Problem to work on:
Copy every line of the following data that includes the string "Average".

Task input start

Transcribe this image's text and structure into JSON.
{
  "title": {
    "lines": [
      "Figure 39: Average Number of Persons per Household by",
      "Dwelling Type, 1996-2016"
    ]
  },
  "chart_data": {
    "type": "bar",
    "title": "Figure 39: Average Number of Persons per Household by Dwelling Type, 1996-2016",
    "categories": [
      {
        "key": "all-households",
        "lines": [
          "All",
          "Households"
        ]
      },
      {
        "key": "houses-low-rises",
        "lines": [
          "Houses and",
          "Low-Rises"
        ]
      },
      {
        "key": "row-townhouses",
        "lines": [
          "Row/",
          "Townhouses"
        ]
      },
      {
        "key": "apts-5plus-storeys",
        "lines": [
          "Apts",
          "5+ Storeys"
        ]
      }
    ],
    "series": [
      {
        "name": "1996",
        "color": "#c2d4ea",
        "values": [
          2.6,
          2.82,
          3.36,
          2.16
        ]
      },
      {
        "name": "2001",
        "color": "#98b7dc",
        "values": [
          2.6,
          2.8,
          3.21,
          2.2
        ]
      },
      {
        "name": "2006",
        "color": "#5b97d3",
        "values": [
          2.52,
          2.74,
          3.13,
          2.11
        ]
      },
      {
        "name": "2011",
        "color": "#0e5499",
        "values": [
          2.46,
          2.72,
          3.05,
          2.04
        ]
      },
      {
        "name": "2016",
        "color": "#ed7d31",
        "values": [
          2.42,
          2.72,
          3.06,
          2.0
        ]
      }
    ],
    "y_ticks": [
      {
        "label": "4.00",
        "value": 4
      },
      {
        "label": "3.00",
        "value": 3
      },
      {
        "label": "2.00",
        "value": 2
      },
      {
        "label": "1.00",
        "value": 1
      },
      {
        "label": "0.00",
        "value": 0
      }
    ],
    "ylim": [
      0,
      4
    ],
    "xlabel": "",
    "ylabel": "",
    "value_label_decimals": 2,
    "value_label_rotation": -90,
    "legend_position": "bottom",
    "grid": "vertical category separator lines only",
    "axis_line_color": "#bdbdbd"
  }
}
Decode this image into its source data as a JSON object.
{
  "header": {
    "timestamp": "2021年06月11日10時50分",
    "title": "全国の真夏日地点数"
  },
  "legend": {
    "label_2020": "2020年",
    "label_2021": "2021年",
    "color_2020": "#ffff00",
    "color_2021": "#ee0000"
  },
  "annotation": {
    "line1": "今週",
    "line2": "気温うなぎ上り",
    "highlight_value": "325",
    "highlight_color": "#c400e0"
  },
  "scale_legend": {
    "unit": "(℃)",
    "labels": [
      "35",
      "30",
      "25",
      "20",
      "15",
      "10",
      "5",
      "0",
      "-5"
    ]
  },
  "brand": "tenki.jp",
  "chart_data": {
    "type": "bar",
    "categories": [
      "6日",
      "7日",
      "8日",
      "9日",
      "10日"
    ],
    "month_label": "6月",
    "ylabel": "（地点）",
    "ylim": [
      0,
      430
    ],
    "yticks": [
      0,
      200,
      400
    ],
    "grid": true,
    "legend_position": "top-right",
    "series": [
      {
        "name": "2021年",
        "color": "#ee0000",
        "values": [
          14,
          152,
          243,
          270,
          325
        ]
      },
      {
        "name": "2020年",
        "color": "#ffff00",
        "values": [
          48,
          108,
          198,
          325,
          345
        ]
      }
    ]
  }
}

Task input end

Solution to this exercise:
      "Figure 39: Average Number of Persons per Household by",
    "title": "Figure 39: Average Number of Persons per Household by Dwelling Type, 1996-2016",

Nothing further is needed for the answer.